> [EXERCISE TASK]: Find every line with the word "Torque". Copy those lines.

> [SUPPLIED ENTRIES]:
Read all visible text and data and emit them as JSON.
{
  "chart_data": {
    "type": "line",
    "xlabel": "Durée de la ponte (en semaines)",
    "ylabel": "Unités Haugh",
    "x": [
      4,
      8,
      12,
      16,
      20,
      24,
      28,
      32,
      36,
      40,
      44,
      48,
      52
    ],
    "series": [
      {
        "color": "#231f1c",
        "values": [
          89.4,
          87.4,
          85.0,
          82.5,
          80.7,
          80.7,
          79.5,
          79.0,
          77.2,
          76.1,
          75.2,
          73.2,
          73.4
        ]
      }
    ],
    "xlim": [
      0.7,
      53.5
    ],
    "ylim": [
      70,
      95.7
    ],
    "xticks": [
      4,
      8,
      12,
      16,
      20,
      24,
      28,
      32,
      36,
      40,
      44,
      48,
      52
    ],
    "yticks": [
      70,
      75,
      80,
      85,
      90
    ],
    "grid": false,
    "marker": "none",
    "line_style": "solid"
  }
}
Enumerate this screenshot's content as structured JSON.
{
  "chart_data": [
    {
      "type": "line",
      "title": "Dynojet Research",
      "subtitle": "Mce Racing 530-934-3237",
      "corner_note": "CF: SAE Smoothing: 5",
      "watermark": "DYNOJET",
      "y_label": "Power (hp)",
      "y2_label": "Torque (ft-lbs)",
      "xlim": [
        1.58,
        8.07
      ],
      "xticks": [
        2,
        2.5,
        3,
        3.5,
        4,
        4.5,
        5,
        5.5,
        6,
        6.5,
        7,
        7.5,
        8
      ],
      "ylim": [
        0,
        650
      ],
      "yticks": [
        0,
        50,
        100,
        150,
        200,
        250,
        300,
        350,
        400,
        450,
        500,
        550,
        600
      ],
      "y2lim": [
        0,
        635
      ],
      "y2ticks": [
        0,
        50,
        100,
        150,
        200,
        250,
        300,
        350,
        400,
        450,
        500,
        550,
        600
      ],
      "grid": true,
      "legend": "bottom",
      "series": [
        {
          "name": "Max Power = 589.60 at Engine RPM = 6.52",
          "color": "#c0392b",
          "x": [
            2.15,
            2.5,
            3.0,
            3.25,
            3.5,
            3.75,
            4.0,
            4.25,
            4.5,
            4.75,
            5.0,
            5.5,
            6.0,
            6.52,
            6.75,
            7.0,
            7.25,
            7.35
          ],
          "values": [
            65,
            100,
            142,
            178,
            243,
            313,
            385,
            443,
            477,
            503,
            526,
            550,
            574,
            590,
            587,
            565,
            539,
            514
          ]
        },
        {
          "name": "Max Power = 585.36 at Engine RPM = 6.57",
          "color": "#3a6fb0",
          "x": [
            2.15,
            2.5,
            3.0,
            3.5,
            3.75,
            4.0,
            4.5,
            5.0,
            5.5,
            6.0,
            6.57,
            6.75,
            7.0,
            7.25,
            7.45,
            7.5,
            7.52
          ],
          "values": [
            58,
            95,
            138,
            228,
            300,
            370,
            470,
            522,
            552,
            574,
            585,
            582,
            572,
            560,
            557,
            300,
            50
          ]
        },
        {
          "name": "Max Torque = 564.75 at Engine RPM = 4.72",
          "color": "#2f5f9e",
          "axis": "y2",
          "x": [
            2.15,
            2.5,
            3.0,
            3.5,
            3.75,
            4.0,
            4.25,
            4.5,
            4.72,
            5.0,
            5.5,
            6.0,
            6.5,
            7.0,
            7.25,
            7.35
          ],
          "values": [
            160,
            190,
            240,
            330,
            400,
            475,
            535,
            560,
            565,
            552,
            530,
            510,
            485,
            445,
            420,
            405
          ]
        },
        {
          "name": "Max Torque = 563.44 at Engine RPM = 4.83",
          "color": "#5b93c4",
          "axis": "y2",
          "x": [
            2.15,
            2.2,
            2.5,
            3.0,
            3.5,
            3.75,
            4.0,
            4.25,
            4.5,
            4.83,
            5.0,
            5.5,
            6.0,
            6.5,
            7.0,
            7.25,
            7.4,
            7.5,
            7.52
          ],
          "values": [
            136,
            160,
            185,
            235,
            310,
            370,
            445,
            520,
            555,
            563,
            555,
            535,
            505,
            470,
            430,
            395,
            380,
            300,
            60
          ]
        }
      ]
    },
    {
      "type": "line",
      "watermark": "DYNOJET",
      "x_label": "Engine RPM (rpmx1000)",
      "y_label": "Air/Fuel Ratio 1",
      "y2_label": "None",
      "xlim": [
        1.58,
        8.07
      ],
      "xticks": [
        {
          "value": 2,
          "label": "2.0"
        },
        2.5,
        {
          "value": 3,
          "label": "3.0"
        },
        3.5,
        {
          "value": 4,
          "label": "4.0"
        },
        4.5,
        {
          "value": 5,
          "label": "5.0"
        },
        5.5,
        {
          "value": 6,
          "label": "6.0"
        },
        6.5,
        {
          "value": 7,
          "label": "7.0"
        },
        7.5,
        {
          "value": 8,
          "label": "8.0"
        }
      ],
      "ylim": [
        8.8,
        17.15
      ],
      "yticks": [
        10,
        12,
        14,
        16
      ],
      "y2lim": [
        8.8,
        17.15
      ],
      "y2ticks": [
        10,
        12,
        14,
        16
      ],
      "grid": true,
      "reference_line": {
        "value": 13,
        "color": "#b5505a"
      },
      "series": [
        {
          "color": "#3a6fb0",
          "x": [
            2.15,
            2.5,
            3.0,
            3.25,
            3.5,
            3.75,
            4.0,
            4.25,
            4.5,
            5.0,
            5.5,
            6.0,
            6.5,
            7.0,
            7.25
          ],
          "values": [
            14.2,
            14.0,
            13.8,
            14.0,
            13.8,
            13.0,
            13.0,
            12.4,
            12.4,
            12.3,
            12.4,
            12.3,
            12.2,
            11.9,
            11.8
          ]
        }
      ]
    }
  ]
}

> [WRITTEN ANSWER]:
      "y2_label": "Torque (ft-lbs)",
          "name": "Max Torque = 564.75 at Engine RPM = 4.72",
          "name": "Max Torque = 563.44 at Engine RPM = 4.83",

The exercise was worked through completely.